-- WHAT YOU WILL DO --
Type out all the records word for word. Any pictures are to be left out.
# DATASET ENTRIES start
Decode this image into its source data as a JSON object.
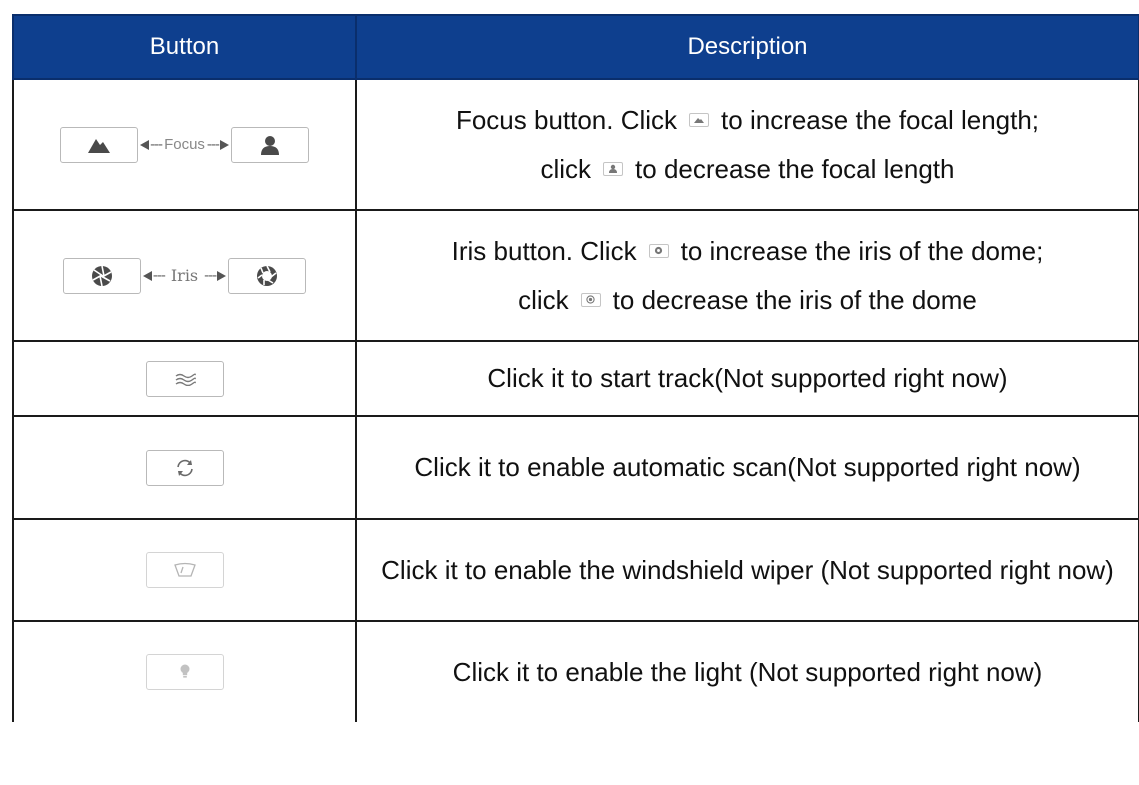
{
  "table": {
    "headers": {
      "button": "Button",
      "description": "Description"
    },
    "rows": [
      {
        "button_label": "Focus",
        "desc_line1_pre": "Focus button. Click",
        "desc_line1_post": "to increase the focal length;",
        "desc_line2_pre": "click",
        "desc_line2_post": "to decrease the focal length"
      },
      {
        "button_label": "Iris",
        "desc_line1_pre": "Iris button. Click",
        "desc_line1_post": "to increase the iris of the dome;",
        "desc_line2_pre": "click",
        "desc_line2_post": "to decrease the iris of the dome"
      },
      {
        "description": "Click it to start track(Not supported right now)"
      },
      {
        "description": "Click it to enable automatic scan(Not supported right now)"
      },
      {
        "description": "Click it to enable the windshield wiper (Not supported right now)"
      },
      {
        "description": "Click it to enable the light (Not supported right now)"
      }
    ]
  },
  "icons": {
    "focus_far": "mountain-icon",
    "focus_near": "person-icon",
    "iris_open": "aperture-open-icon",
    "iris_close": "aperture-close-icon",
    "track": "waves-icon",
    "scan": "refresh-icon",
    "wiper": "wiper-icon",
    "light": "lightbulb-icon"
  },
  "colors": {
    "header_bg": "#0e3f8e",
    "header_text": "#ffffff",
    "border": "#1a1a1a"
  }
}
# DATASET ENTRIES end
-- SOLVED EXERCISE --
Decode this image into its source data as a JSON object.
{
  "table": {
    "headers": {
      "button": "Button",
      "description": "Description"
    },
    "rows": [
      {
        "button_label": "Focus",
        "desc_line1_pre": "Focus button. Click",
        "desc_line1_post": "to increase the focal length;",
        "desc_line2_pre": "click",
        "desc_line2_post": "to decrease the focal length"
      },
      {
        "button_label": "Iris",
        "desc_line1_pre": "Iris button. Click",
        "desc_line1_post": "to increase the iris of the dome;",
        "desc_line2_pre": "click",
        "desc_line2_post": "to decrease the iris of the dome"
      },
      {
        "description": "Click it to start track(Not supported right now)"
      },
      {
        "description": "Click it to enable automatic scan(Not supported right now)"
      },
      {
        "description": "Click it to enable the windshield wiper (Not supported right now)"
      },
      {
        "description": "Click it to enable the light (Not supported right now)"
      }
    ]
  },
  "icons": {
    "focus_far": "mountain-icon",
    "focus_near": "person-icon",
    "iris_open": "aperture-open-icon",
    "iris_close": "aperture-close-icon",
    "track": "waves-icon",
    "scan": "refresh-icon",
    "wiper": "wiper-icon",
    "light": "lightbulb-icon"
  },
  "colors": {
    "header_bg": "#0e3f8e",
    "header_text": "#ffffff",
    "border": "#1a1a1a"
  }
}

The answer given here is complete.